> **Input rows**:
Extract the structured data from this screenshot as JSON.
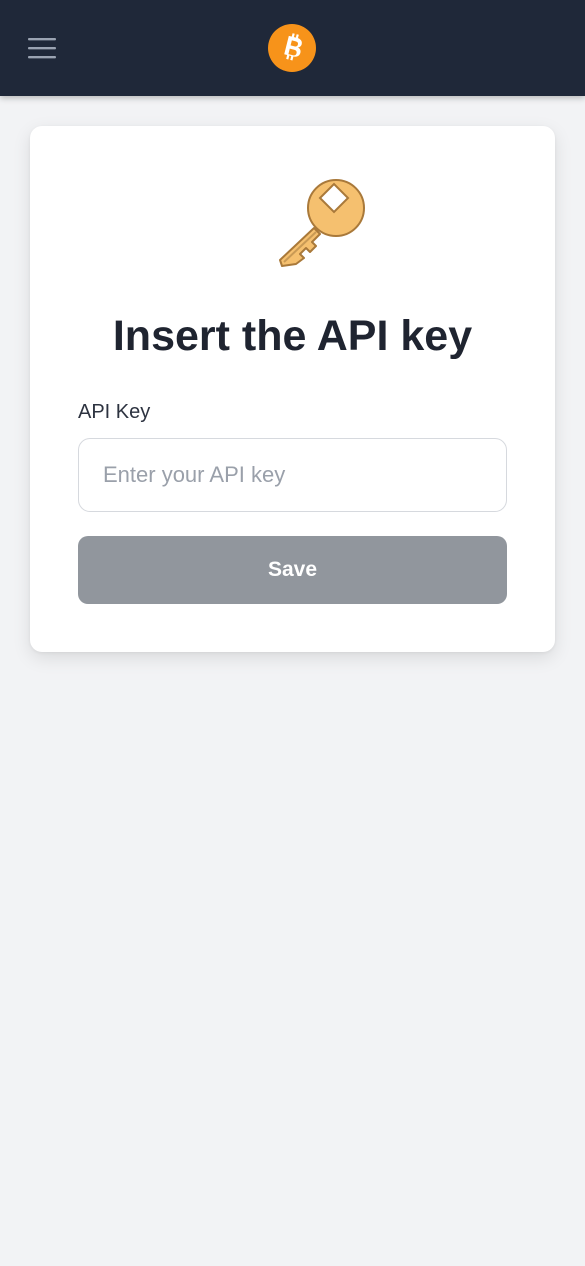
{
  "header": {
    "menu_icon": "hamburger-menu-icon",
    "logo_icon": "bitcoin-logo-icon",
    "logo_color": "#f7931a",
    "background_color": "#1f2839"
  },
  "card": {
    "icon": "key-icon",
    "icon_color": "#f5c06f",
    "title": "Insert the API key",
    "field_label": "API Key",
    "input_value": "",
    "input_placeholder": "Enter your API key",
    "save_label": "Save",
    "save_button_color": "#91969d"
  }
}
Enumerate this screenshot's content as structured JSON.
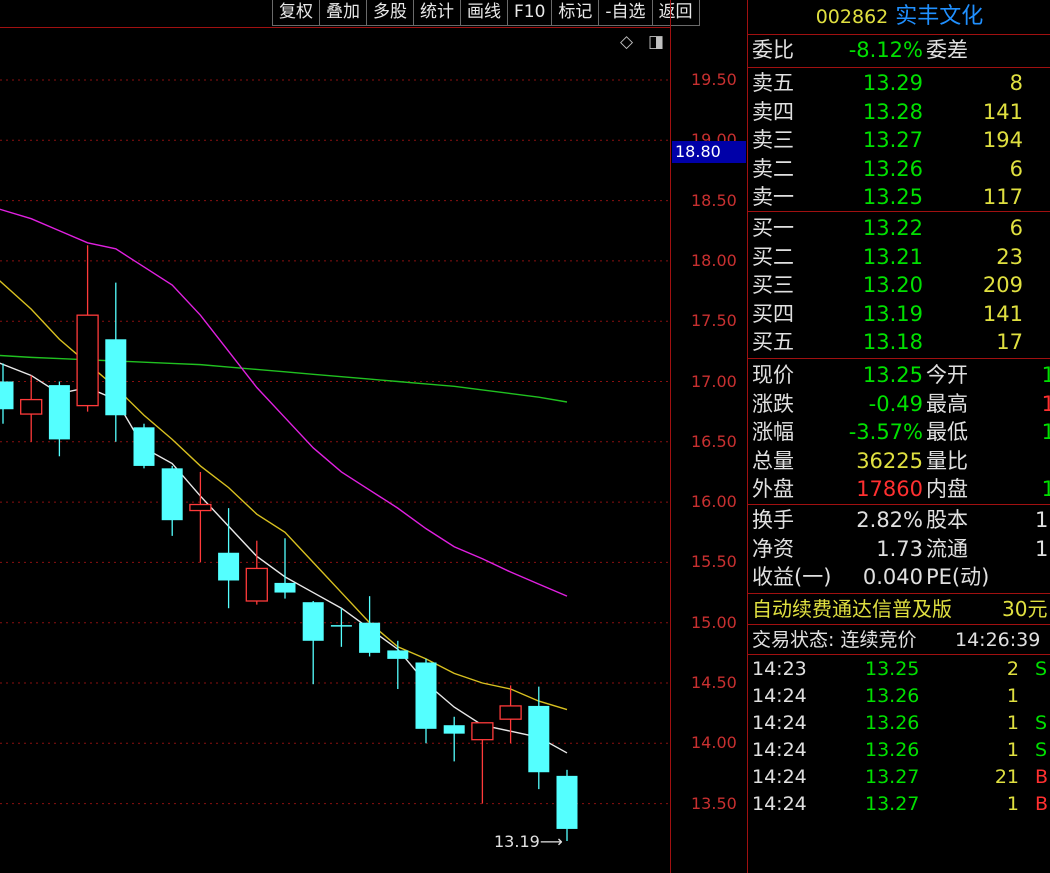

> **Exercise directions**: Quote every line word for word and keep the images out of the copy.

> **Reply**:
Extract the structured data from this screenshot as JSON.
{
  "header": {
    "menu_icon": "hamburger-menu-icon",
    "logo_icon": "bitcoin-logo-icon",
    "logo_color": "#f7931a",
    "background_color": "#1f2839"
  },
  "card": {
    "icon": "key-icon",
    "icon_color": "#f5c06f",
    "title": "Insert the API key",
    "field_label": "API Key",
    "input_value": "",
    "input_placeholder": "Enter your API key",
    "save_label": "Save",
    "save_button_color": "#91969d"
  }
}
Enumerate this screenshot's content as structured JSON.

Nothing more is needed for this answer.